Stored data entries:
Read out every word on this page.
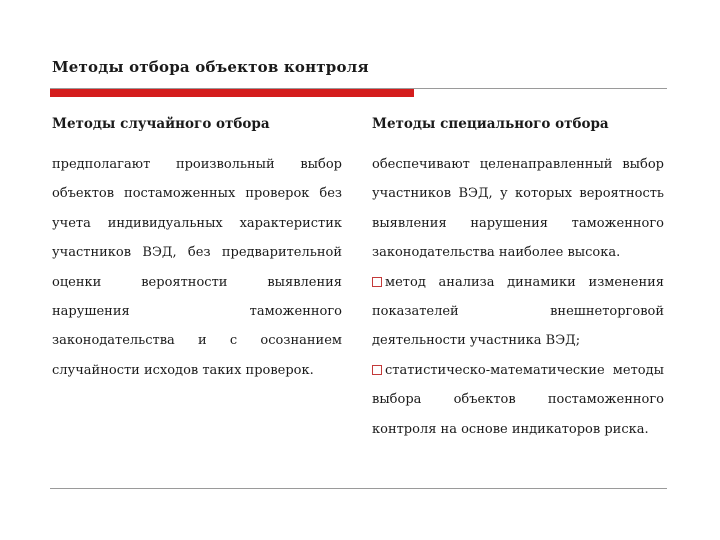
Методы отбора объектов контроля
Методы случайного отбора	Методы специального отбора

предполагают произвольный выбор объектов постаможенных проверок без учета индивидуальных характеристик участников ВЭД, без предварительной оценки вероятности выявления нарушения таможенного законодательства и с осознанием случайности исходов таких проверок.

обеспечивают целенаправленный выбор участников ВЭД, у которых вероятность выявления нарушения таможенного законодательства наиболее высока.

метод анализа динамики изменения показателей внешнеторговой деятельности участника ВЭД;

статистическо-математические методы выбора объектов постаможенного контроля на основе индикаторов риска.
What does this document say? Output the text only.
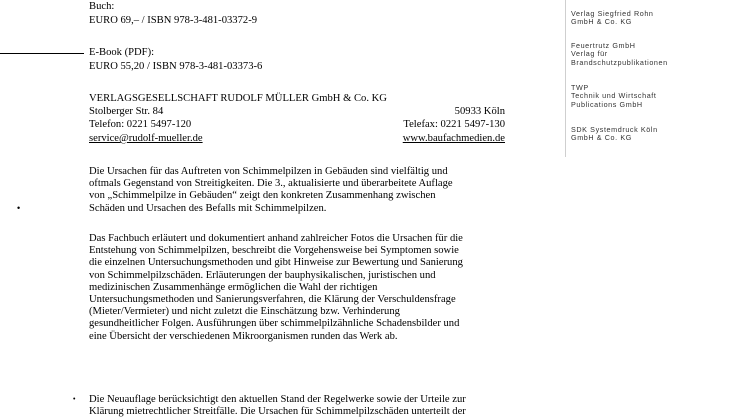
Buch:
EURO 69,– / ISBN 978-3-481-03372-9
E-Book (PDF):
EURO 55,20 / ISBN 978-3-481-03373-6
VERLAGSGESELLSCHAFT RUDOLF MÜLLER GmbH & Co. KG
Stolberger Str. 84	50933 Köln
Telefon: 0221 5497-120	Telefax: 0221 5497-130
service@rudolf-mueller.de	www.baufachmedien.de
•
Die Ursachen für das Auftreten von Schimmelpilzen in Gebäuden sind vielfältig und
oftmals Gegenstand von Streitigkeiten. Die 3., aktualisierte und überarbeitete Auflage
von „Schimmelpilze in Gebäuden“ zeigt den konkreten Zusammenhang zwischen
Schäden und Ursachen des Befalls mit Schimmelpilzen.
Das Fachbuch erläutert und dokumentiert anhand zahlreicher Fotos die Ursachen für die
Entstehung von Schimmelpilzen, beschreibt die Vorgehensweise bei Symptomen sowie
die einzelnen Untersuchungsmethoden und gibt Hinweise zur Bewertung und Sanierung
von Schimmelpilzschäden. Erläuterungen der bauphysikalischen, juristischen und
medizinischen Zusammenhänge ermöglichen die Wahl der richtigen
Untersuchungsmethoden und Sanierungsverfahren, die Klärung der Verschuldensfrage
(Mieter/Vermieter) und nicht zuletzt die Einschätzung bzw. Verhinderung
gesundheitlicher Folgen. Ausführungen über schimmelpilzähnliche Schadensbilder und
eine Übersicht der verschiedenen Mikroorganismen runden das Werk ab.
• Die Neuauflage berücksichtigt den aktuellen Stand der Regelwerke sowie der Urteile zur
Klärung mietrechtlicher Streitfälle. Die Ursachen für Schimmelpilzschäden unterteilt der
Verlag Siegfried Rohn
GmbH & Co. KG
Feuertrutz GmbH
Verlag für
Brandschutzpublikationen
TWP
Technik und Wirtschaft
Publications GmbH
SDK Systemdruck Köln
GmbH & Co. KG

→ **Aim**: Without including any pictures, output all the entries above exactly.

→ **Output of the task**:
Read out every word on this page.
Методы отбора объектов контроля
Методы случайного отбора	Методы специального отбора

предполагают произвольный выбор объектов постаможенных проверок без учета индивидуальных характеристик участников ВЭД, без предварительной оценки вероятности выявления нарушения таможенного законодательства и с осознанием случайности исходов таких проверок.

обеспечивают целенаправленный выбор участников ВЭД, у которых вероятность выявления нарушения таможенного законодательства наиболее высока.

метод анализа динамики изменения показателей внешнеторговой деятельности участника ВЭД;

статистическо-математические методы выбора объектов постаможенного контроля на основе индикаторов риска.
What does this document say? Output the text only.
Buch:
EURO 69,– / ISBN 978-3-481-03372-9
E-Book (PDF):
EURO 55,20 / ISBN 978-3-481-03373-6
VERLAGSGESELLSCHAFT RUDOLF MÜLLER GmbH & Co. KG
Stolberger Str. 84	50933 Köln
Telefon: 0221 5497-120	Telefax: 0221 5497-130
service@rudolf-mueller.de	www.baufachmedien.de
•
Die Ursachen für das Auftreten von Schimmelpilzen in Gebäuden sind vielfältig und
oftmals Gegenstand von Streitigkeiten. Die 3., aktualisierte und überarbeitete Auflage
von „Schimmelpilze in Gebäuden“ zeigt den konkreten Zusammenhang zwischen
Schäden und Ursachen des Befalls mit Schimmelpilzen.
Das Fachbuch erläutert und dokumentiert anhand zahlreicher Fotos die Ursachen für die
Entstehung von Schimmelpilzen, beschreibt die Vorgehensweise bei Symptomen sowie
die einzelnen Untersuchungsmethoden und gibt Hinweise zur Bewertung und Sanierung
von Schimmelpilzschäden. Erläuterungen der bauphysikalischen, juristischen und
medizinischen Zusammenhänge ermöglichen die Wahl der richtigen
Untersuchungsmethoden und Sanierungsverfahren, die Klärung der Verschuldensfrage
(Mieter/Vermieter) und nicht zuletzt die Einschätzung bzw. Verhinderung
gesundheitlicher Folgen. Ausführungen über schimmelpilzähnliche Schadensbilder und
eine Übersicht der verschiedenen Mikroorganismen runden das Werk ab.
• Die Neuauflage berücksichtigt den aktuellen Stand der Regelwerke sowie der Urteile zur
Klärung mietrechtlicher Streitfälle. Die Ursachen für Schimmelpilzschäden unterteilt der
Verlag Siegfried Rohn
GmbH & Co. KG
Feuertrutz GmbH
Verlag für
Brandschutzpublikationen
TWP
Technik und Wirtschaft
Publications GmbH
SDK Systemdruck Köln
GmbH & Co. KG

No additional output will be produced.